▸ **Set exercise**
Your task is to transcribe all the entries exactly, excluding pictures.
start Data provided
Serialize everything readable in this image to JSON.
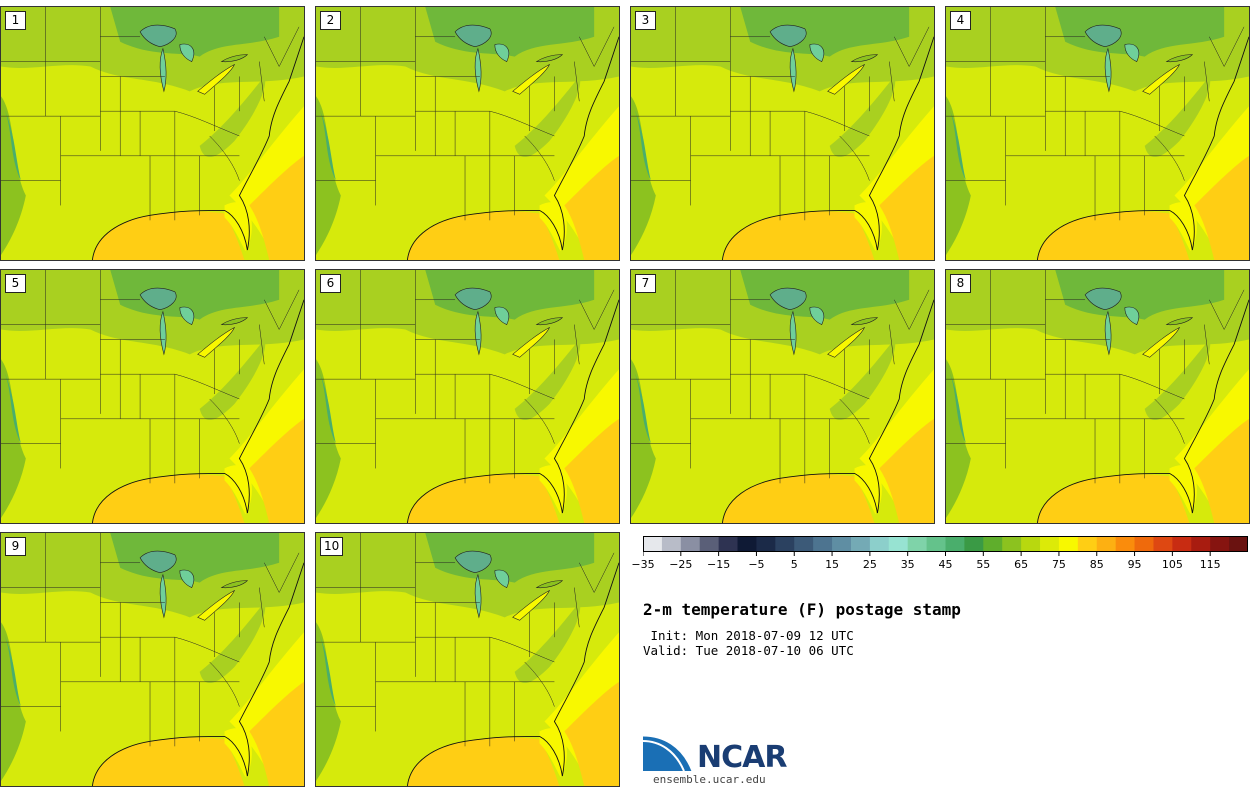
{
  "panels": [
    {
      "label": "1"
    },
    {
      "label": "2"
    },
    {
      "label": "3"
    },
    {
      "label": "4"
    },
    {
      "label": "5"
    },
    {
      "label": "6"
    },
    {
      "label": "7"
    },
    {
      "label": "8"
    },
    {
      "label": "9"
    },
    {
      "label": "10"
    }
  ],
  "colorbar": {
    "ticks": [
      "−35",
      "−25",
      "−15",
      "−5",
      "5",
      "15",
      "25",
      "35",
      "45",
      "55",
      "65",
      "75",
      "85",
      "95",
      "105",
      "115"
    ],
    "colors": [
      "#e6e8ec",
      "#b8bcc8",
      "#8a8fa3",
      "#5a5f78",
      "#2e3352",
      "#0f1a35",
      "#1b2a48",
      "#2b4160",
      "#3c5a78",
      "#4d7490",
      "#5f8ea3",
      "#74aab5",
      "#8ccfcb",
      "#97e3d2",
      "#7fd3a9",
      "#64c28b",
      "#4aae6c",
      "#3a9a45",
      "#5fae2c",
      "#8cc21f",
      "#b8d80f",
      "#dcea08",
      "#f8f800",
      "#ffce14",
      "#fdb012",
      "#fa8c0c",
      "#ef6a0c",
      "#de4812",
      "#c82c12",
      "#a81c10",
      "#861410",
      "#6a1210"
    ]
  },
  "title": "2-m temperature (F) postage stamp",
  "init": " Init: Mon 2018-07-09 12 UTC",
  "valid": "Valid: Tue 2018-07-10 06 UTC",
  "logo": {
    "name": "NCAR",
    "url": "ensemble.ucar.edu"
  }
}
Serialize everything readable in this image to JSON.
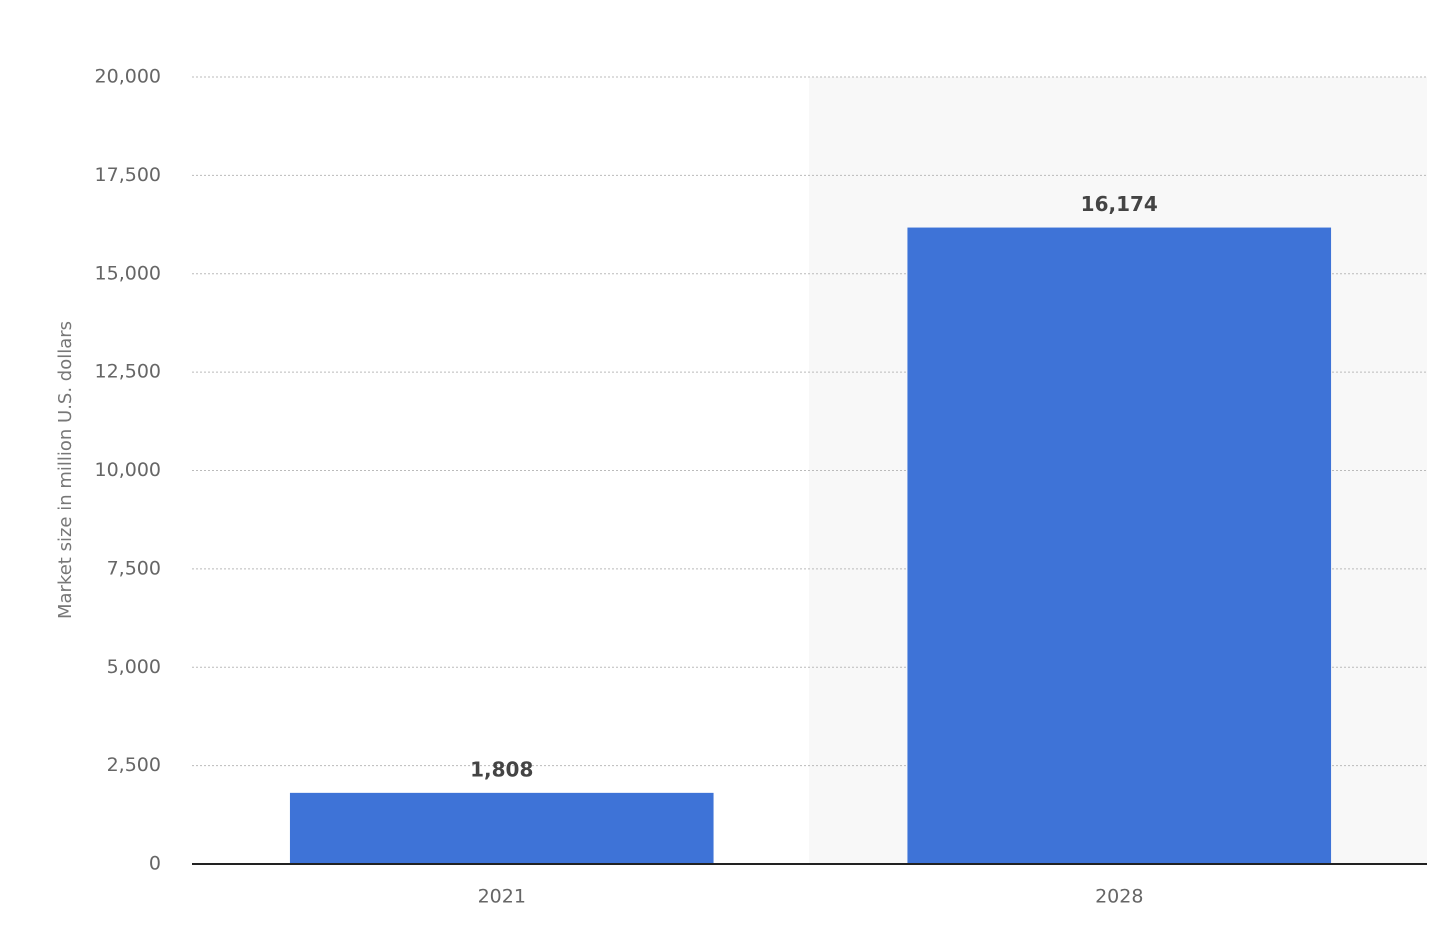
{
  "chart_data": {
    "type": "bar",
    "y_label": "Market size in million U.S. dollars",
    "categories": [
      "2021",
      "2028"
    ],
    "values": [
      1808,
      16174
    ],
    "value_labels": [
      "1,808",
      "16,174"
    ],
    "color": "#3e73d7",
    "ylim": [
      0,
      20000
    ],
    "yticks": [
      0,
      {
        "value": 2500,
        "label": "2,500"
      },
      {
        "value": 5000,
        "label": "5,000"
      },
      {
        "value": 7500,
        "label": "7,500"
      },
      {
        "value": 10000,
        "label": "10,000"
      },
      {
        "value": 12500,
        "label": "12,500"
      },
      {
        "value": 15000,
        "label": "15,000"
      },
      {
        "value": 17500,
        "label": "17,500"
      },
      {
        "value": 20000,
        "label": "20,000"
      }
    ],
    "grid": true
  }
}
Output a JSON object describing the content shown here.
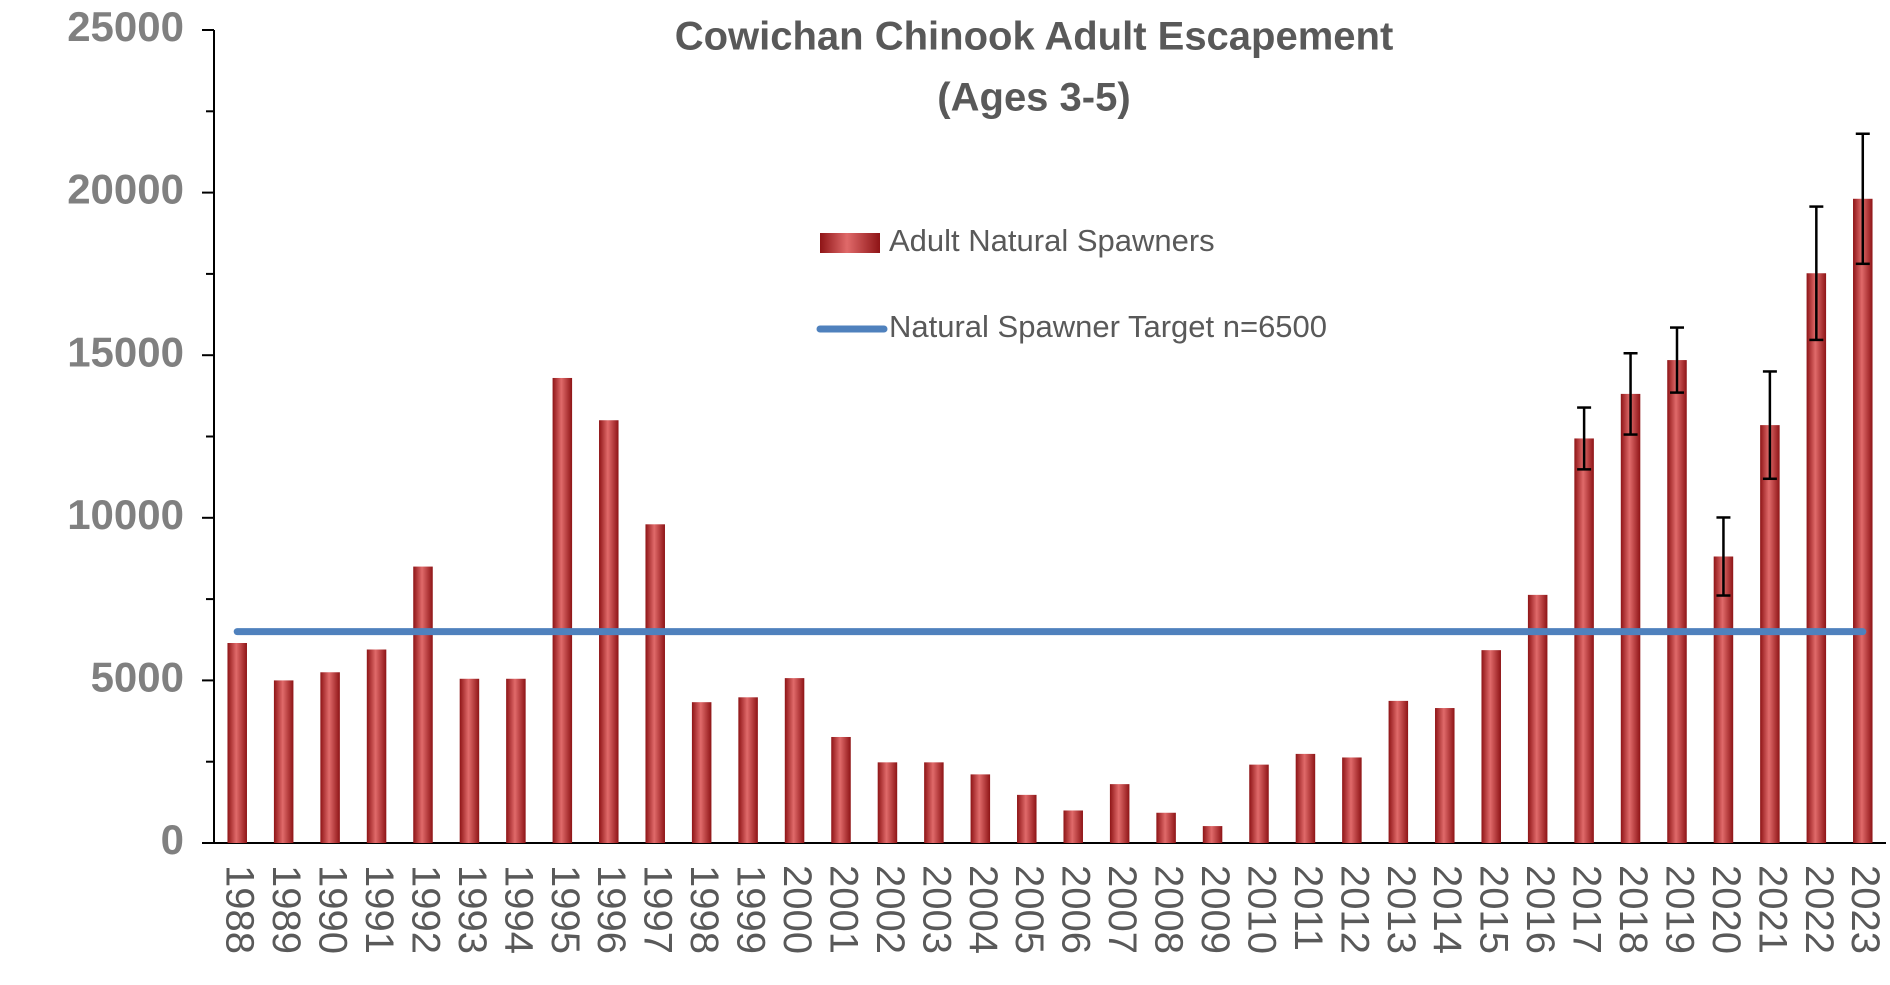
{
  "chart_data": {
    "type": "bar",
    "title": "Cowichan Chinook Adult Escapement",
    "subtitle": "(Ages 3-5)",
    "categories": [
      "1988",
      "1989",
      "1990",
      "1991",
      "1992",
      "1993",
      "1994",
      "1995",
      "1996",
      "1997",
      "1998",
      "1999",
      "2000",
      "2001",
      "2002",
      "2003",
      "2004",
      "2005",
      "2006",
      "2007",
      "2008",
      "2009",
      "2010",
      "2011",
      "2012",
      "2013",
      "2014",
      "2015",
      "2016",
      "2017",
      "2018",
      "2019",
      "2020",
      "2021",
      "2022",
      "2023"
    ],
    "series": [
      {
        "name": "Adult Natural Spawners",
        "color": "#c0292b",
        "values": [
          6150,
          5000,
          5250,
          5950,
          8500,
          5050,
          5050,
          14300,
          13000,
          9800,
          4330,
          4480,
          5070,
          3260,
          2480,
          2480,
          2110,
          1480,
          1000,
          1810,
          930,
          520,
          2410,
          2740,
          2630,
          4370,
          4150,
          5930,
          7630,
          12440,
          13810,
          14850,
          8810,
          12850,
          17520,
          19810
        ],
        "errors": [
          null,
          null,
          null,
          null,
          null,
          null,
          null,
          null,
          null,
          null,
          null,
          null,
          null,
          null,
          null,
          null,
          null,
          null,
          null,
          null,
          null,
          null,
          null,
          null,
          null,
          null,
          null,
          null,
          null,
          950,
          1250,
          1000,
          1200,
          1650,
          2050,
          2000
        ]
      }
    ],
    "target": {
      "name": "Natural Spawner Target n=6500",
      "value": 6500,
      "color": "#4f81bd"
    },
    "ylim": [
      0,
      25000
    ],
    "yticks": [
      0,
      5000,
      10000,
      15000,
      20000,
      25000
    ],
    "yticks_minor": [
      2500,
      7500,
      12500,
      17500,
      22500
    ],
    "grid": false
  }
}
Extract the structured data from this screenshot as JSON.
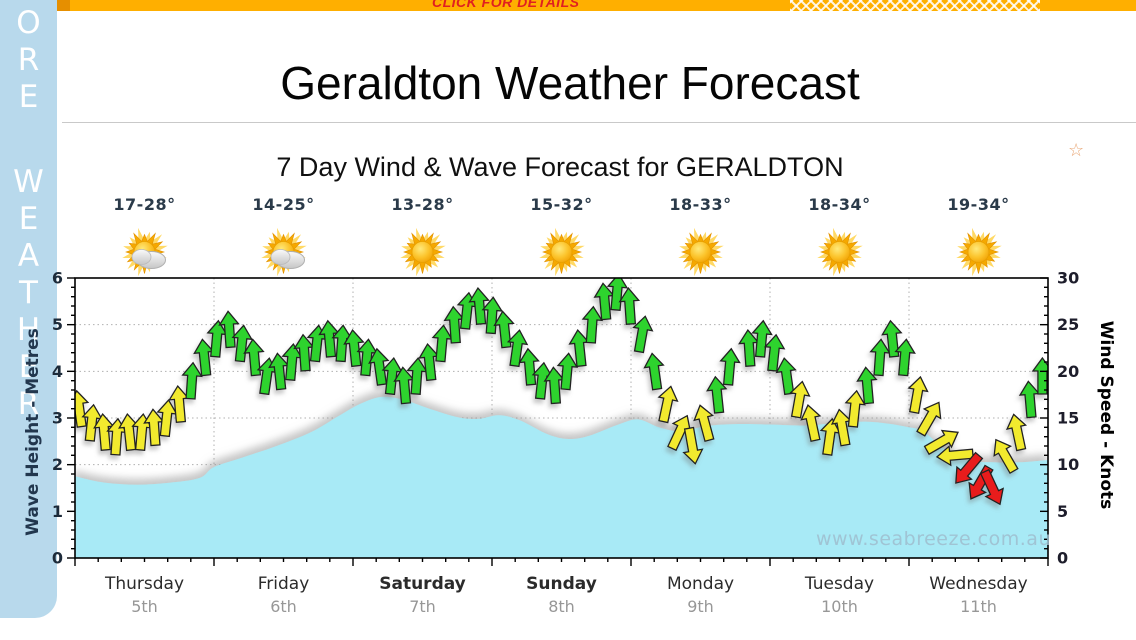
end Data provided
▸ **Response**
Serialize everything readable in this image to JSON.
{
  "panels": [
    {
      "label": "1"
    },
    {
      "label": "2"
    },
    {
      "label": "3"
    },
    {
      "label": "4"
    },
    {
      "label": "5"
    },
    {
      "label": "6"
    },
    {
      "label": "7"
    },
    {
      "label": "8"
    },
    {
      "label": "9"
    },
    {
      "label": "10"
    }
  ],
  "colorbar": {
    "ticks": [
      "−35",
      "−25",
      "−15",
      "−5",
      "5",
      "15",
      "25",
      "35",
      "45",
      "55",
      "65",
      "75",
      "85",
      "95",
      "105",
      "115"
    ],
    "colors": [
      "#e6e8ec",
      "#b8bcc8",
      "#8a8fa3",
      "#5a5f78",
      "#2e3352",
      "#0f1a35",
      "#1b2a48",
      "#2b4160",
      "#3c5a78",
      "#4d7490",
      "#5f8ea3",
      "#74aab5",
      "#8ccfcb",
      "#97e3d2",
      "#7fd3a9",
      "#64c28b",
      "#4aae6c",
      "#3a9a45",
      "#5fae2c",
      "#8cc21f",
      "#b8d80f",
      "#dcea08",
      "#f8f800",
      "#ffce14",
      "#fdb012",
      "#fa8c0c",
      "#ef6a0c",
      "#de4812",
      "#c82c12",
      "#a81c10",
      "#861410",
      "#6a1210"
    ]
  },
  "title": "2-m temperature (F) postage stamp",
  "init": " Init: Mon 2018-07-09 12 UTC",
  "valid": "Valid: Tue 2018-07-10 06 UTC",
  "logo": {
    "name": "NCAR",
    "url": "ensemble.ucar.edu"
  }
}
Serialize everything readable in this image to JSON.
{
  "chart_data": {
    "type": "bar",
    "y_label": "Market size in million U.S. dollars",
    "categories": [
      "2021",
      "2028"
    ],
    "values": [
      1808,
      16174
    ],
    "value_labels": [
      "1,808",
      "16,174"
    ],
    "color": "#3e73d7",
    "ylim": [
      0,
      20000
    ],
    "yticks": [
      0,
      {
        "value": 2500,
        "label": "2,500"
      },
      {
        "value": 5000,
        "label": "5,000"
      },
      {
        "value": 7500,
        "label": "7,500"
      },
      {
        "value": 10000,
        "label": "10,000"
      },
      {
        "value": 12500,
        "label": "12,500"
      },
      {
        "value": 15000,
        "label": "15,000"
      },
      {
        "value": 17500,
        "label": "17,500"
      },
      {
        "value": 20000,
        "label": "20,000"
      }
    ],
    "grid": true
  }
}
Output a JSON object describing the content shown here.
{
  "chart_data": {
    "type": "bar",
    "title": "Cowichan Chinook Adult Escapement",
    "subtitle": "(Ages 3-5)",
    "categories": [
      "1988",
      "1989",
      "1990",
      "1991",
      "1992",
      "1993",
      "1994",
      "1995",
      "1996",
      "1997",
      "1998",
      "1999",
      "2000",
      "2001",
      "2002",
      "2003",
      "2004",
      "2005",
      "2006",
      "2007",
      "2008",
      "2009",
      "2010",
      "2011",
      "2012",
      "2013",
      "2014",
      "2015",
      "2016",
      "2017",
      "2018",
      "2019",
      "2020",
      "2021",
      "2022",
      "2023"
    ],
    "series": [
      {
        "name": "Adult Natural Spawners",
        "color": "#c0292b",
        "values": [
          6150,
          5000,
          5250,
          5950,
          8500,
          5050,
          5050,
          14300,
          13000,
          9800,
          4330,
          4480,
          5070,
          3260,
          2480,
          2480,
          2110,
          1480,
          1000,
          1810,
          930,
          520,
          2410,
          2740,
          2630,
          4370,
          4150,
          5930,
          7630,
          12440,
          13810,
          14850,
          8810,
          12850,
          17520,
          19810
        ],
        "errors": [
          null,
          null,
          null,
          null,
          null,
          null,
          null,
          null,
          null,
          null,
          null,
          null,
          null,
          null,
          null,
          null,
          null,
          null,
          null,
          null,
          null,
          null,
          null,
          null,
          null,
          null,
          null,
          null,
          null,
          950,
          1250,
          1000,
          1200,
          1650,
          2050,
          2000
        ]
      }
    ],
    "target": {
      "name": "Natural Spawner Target n=6500",
      "value": 6500,
      "color": "#4f81bd"
    },
    "ylim": [
      0,
      25000
    ],
    "yticks": [
      0,
      5000,
      10000,
      15000,
      20000,
      25000
    ],
    "yticks_minor": [
      2500,
      7500,
      12500,
      17500,
      22500
    ],
    "grid": false
  }
}
Extract the structured data from this screenshot as JSON.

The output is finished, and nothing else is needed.